_OBJECTIVE_:
From the entries below, please gather each line containing the string "page".

[Dataset items]
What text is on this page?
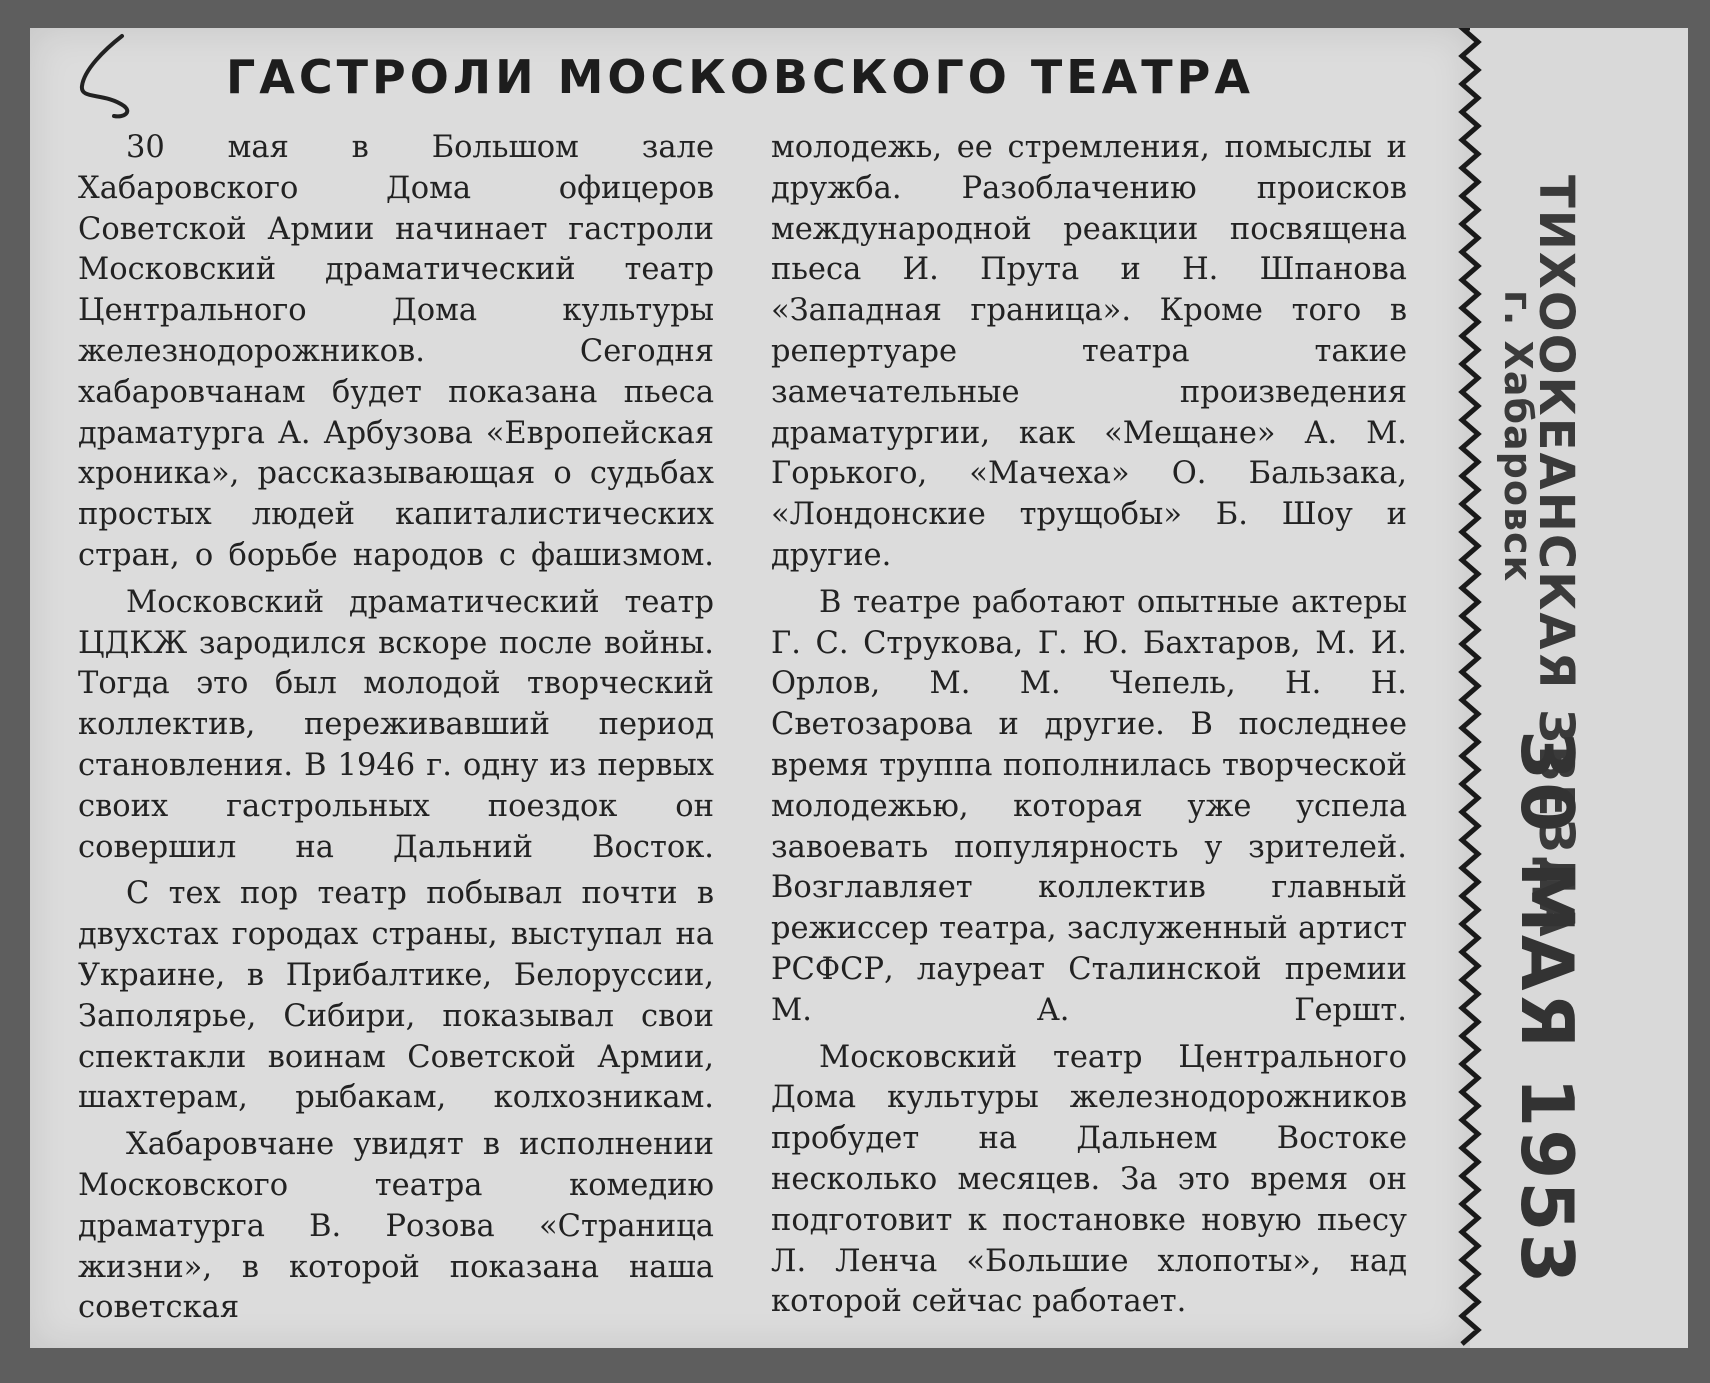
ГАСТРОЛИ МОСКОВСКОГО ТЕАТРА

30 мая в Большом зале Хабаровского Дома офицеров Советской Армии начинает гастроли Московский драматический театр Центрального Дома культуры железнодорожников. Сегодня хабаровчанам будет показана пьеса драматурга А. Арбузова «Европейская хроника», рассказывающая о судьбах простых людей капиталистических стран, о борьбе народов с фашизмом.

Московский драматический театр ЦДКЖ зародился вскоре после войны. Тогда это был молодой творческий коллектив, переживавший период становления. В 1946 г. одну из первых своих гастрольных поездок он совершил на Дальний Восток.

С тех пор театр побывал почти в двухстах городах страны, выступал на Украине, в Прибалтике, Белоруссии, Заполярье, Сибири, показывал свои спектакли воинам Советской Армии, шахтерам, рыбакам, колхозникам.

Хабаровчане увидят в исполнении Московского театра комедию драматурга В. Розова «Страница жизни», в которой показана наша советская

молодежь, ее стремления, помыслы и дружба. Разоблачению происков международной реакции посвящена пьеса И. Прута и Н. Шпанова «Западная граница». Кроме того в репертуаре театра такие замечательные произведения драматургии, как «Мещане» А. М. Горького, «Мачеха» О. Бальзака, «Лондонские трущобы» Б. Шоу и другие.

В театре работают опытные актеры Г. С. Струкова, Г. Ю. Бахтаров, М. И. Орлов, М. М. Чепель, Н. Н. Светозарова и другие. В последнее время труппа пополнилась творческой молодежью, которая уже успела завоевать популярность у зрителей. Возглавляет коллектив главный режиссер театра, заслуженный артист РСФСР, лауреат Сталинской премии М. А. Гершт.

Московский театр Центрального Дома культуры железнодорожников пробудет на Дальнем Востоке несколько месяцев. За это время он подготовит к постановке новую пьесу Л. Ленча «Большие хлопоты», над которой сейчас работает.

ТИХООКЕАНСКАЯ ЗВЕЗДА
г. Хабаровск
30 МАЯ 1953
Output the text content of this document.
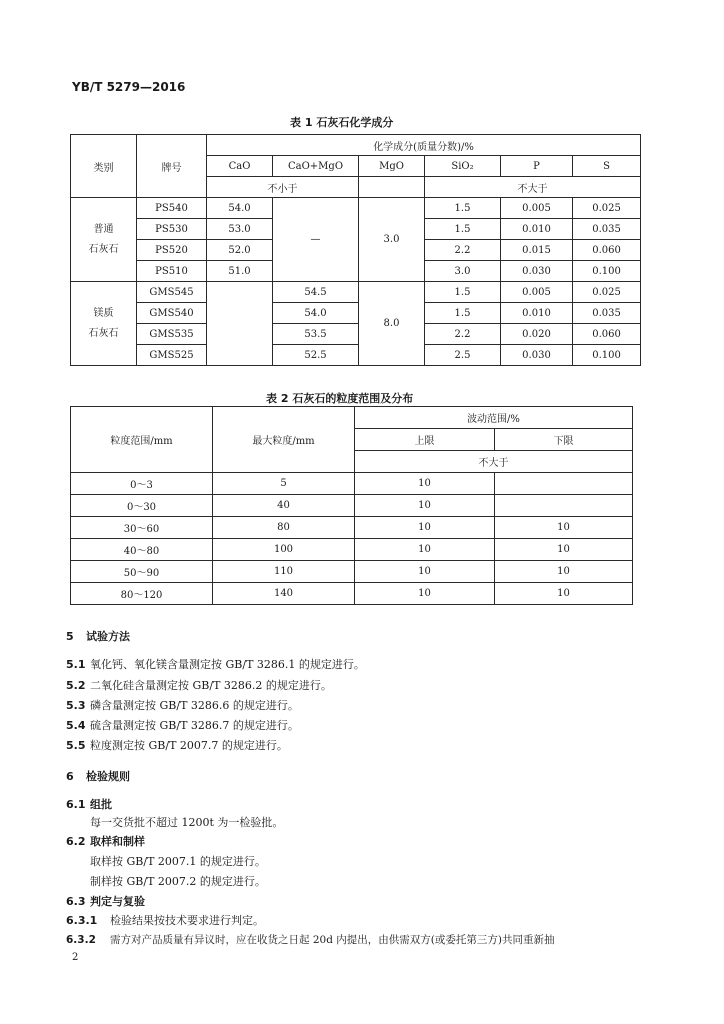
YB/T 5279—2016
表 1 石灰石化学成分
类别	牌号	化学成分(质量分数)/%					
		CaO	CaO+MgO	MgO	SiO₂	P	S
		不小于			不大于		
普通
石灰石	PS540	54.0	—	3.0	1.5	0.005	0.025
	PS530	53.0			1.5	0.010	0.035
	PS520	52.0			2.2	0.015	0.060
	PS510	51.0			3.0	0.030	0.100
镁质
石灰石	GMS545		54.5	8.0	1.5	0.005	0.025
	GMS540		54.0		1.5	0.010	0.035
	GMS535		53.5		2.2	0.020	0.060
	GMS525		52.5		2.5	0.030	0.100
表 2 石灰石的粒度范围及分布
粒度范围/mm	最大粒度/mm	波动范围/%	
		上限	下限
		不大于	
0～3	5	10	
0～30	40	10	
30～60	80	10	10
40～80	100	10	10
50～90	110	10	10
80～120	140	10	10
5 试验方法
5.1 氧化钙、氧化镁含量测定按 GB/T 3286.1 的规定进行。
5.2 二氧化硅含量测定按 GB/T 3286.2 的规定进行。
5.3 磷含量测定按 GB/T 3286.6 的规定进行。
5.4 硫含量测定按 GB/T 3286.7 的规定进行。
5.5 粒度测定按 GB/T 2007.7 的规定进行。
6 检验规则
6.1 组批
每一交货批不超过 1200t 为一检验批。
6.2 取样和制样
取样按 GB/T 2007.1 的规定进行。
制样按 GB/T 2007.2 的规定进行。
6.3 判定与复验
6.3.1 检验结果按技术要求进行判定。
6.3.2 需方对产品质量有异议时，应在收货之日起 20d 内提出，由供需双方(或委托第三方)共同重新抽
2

---

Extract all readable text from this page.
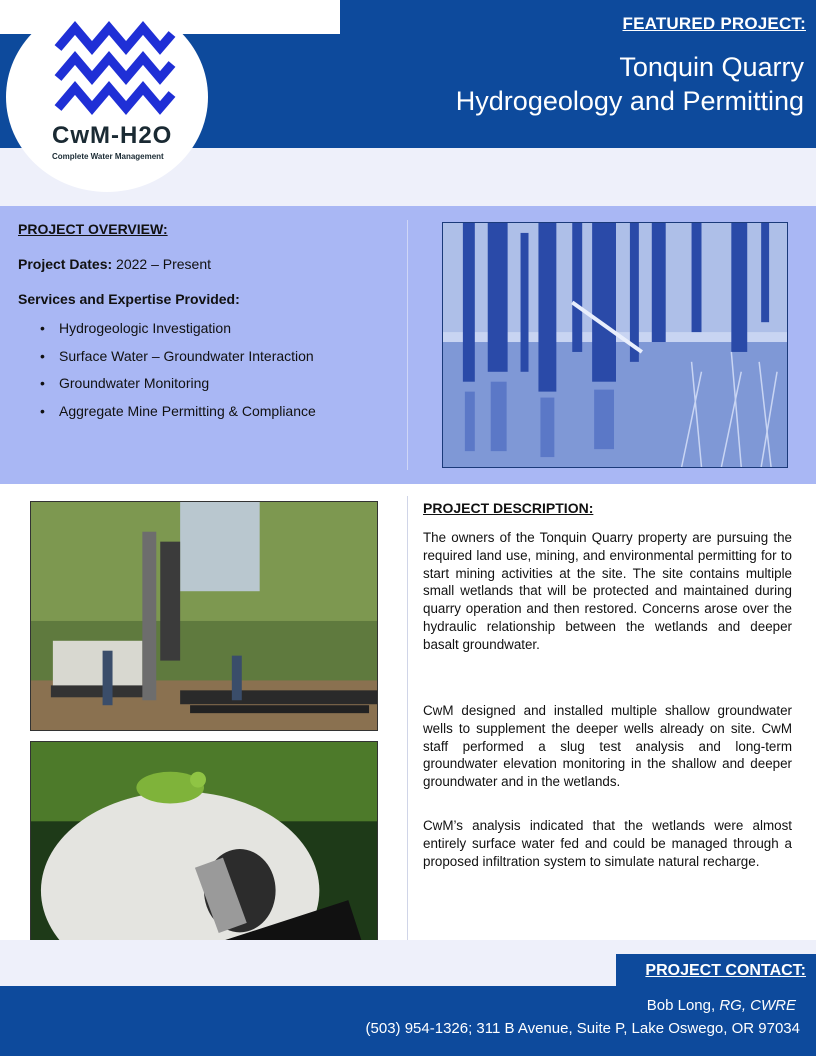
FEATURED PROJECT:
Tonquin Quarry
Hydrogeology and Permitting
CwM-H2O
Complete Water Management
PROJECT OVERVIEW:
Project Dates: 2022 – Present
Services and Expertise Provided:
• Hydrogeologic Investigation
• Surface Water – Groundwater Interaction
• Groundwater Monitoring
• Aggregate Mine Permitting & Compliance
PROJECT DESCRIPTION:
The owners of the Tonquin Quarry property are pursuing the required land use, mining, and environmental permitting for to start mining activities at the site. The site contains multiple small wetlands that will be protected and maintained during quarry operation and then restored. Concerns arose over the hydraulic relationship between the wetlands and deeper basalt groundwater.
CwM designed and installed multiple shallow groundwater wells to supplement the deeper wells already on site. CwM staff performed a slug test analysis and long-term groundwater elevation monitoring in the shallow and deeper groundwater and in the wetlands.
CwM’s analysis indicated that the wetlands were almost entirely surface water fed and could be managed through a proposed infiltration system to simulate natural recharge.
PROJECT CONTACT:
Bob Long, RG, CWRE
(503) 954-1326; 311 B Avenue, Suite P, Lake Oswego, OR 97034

--

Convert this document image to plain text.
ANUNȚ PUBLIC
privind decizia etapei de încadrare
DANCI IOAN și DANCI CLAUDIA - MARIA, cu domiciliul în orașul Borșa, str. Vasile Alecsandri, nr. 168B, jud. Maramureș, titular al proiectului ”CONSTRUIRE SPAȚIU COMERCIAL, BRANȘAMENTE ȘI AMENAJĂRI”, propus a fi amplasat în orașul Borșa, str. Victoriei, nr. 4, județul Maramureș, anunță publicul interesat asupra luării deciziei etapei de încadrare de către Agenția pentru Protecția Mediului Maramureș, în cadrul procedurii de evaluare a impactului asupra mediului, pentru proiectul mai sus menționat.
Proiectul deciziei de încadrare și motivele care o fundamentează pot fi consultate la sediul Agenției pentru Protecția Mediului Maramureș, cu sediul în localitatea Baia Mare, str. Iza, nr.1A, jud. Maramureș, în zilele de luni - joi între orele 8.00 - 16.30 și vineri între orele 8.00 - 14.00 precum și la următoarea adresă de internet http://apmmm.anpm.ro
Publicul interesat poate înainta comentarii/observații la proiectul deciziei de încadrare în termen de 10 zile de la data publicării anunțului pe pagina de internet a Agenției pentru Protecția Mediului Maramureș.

_EXERCISE OUTPUT_:
What text is on this page?
Extract all readable text from this page.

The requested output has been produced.